Aim of the task => Pull every line of the entries that has the word "multiple".

(Extracted records)

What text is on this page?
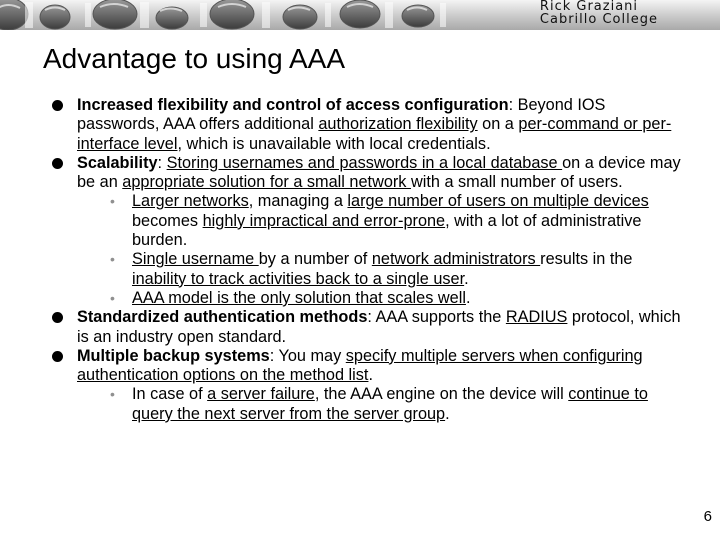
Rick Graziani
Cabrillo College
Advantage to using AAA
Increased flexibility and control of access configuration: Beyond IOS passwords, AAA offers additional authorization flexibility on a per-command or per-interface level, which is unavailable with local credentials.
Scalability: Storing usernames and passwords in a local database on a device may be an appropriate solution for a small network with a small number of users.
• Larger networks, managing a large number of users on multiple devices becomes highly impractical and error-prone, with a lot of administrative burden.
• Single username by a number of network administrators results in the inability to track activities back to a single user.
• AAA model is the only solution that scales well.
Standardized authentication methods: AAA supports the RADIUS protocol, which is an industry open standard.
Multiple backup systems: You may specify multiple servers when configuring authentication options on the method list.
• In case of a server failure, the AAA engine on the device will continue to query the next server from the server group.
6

Expected answer =>
• Larger networks, managing a large number of users on multiple devices becomes highly impractical and error-prone, with a lot of administrative burden.
Multiple backup systems: You may specify multiple servers when configuring authentication options on the method list.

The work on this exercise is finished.